begin

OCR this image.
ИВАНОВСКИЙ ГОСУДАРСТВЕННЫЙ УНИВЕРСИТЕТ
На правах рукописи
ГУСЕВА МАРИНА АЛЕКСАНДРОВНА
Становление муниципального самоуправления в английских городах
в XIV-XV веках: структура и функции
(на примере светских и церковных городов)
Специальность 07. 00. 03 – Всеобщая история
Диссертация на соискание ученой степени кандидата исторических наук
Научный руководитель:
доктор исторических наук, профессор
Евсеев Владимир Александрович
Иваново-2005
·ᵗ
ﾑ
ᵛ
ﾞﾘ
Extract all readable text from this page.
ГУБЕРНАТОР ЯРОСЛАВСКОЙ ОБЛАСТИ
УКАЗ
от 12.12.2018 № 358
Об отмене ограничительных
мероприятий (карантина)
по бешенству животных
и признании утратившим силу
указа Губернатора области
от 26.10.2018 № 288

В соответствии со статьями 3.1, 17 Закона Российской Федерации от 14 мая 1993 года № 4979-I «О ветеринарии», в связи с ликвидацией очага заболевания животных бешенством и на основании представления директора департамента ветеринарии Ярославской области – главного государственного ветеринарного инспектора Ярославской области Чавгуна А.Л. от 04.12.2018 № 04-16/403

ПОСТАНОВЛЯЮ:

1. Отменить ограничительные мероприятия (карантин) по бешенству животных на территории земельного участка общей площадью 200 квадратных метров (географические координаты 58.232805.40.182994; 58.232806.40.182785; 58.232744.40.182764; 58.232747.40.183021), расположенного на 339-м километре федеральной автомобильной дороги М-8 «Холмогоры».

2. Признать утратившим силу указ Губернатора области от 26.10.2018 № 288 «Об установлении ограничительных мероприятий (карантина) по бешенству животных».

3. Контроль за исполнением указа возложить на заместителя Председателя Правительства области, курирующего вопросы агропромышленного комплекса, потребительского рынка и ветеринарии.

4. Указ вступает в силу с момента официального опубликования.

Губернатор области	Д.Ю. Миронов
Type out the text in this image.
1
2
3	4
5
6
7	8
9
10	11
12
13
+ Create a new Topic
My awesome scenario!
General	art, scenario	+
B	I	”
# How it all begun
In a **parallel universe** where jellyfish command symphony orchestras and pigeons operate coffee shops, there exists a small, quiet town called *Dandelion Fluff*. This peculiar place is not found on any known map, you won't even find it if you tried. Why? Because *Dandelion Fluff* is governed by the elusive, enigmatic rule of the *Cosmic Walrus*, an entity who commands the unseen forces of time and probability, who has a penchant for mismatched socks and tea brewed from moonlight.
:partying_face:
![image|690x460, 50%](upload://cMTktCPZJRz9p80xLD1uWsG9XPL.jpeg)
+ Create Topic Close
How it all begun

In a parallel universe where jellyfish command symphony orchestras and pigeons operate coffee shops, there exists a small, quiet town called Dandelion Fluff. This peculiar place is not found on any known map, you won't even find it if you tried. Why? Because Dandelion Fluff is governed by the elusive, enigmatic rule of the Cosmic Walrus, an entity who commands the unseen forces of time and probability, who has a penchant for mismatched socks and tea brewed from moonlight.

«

end

What you will do:
Note how many lines in the listing above hold the string "called", then give only that figure.

Task result:
2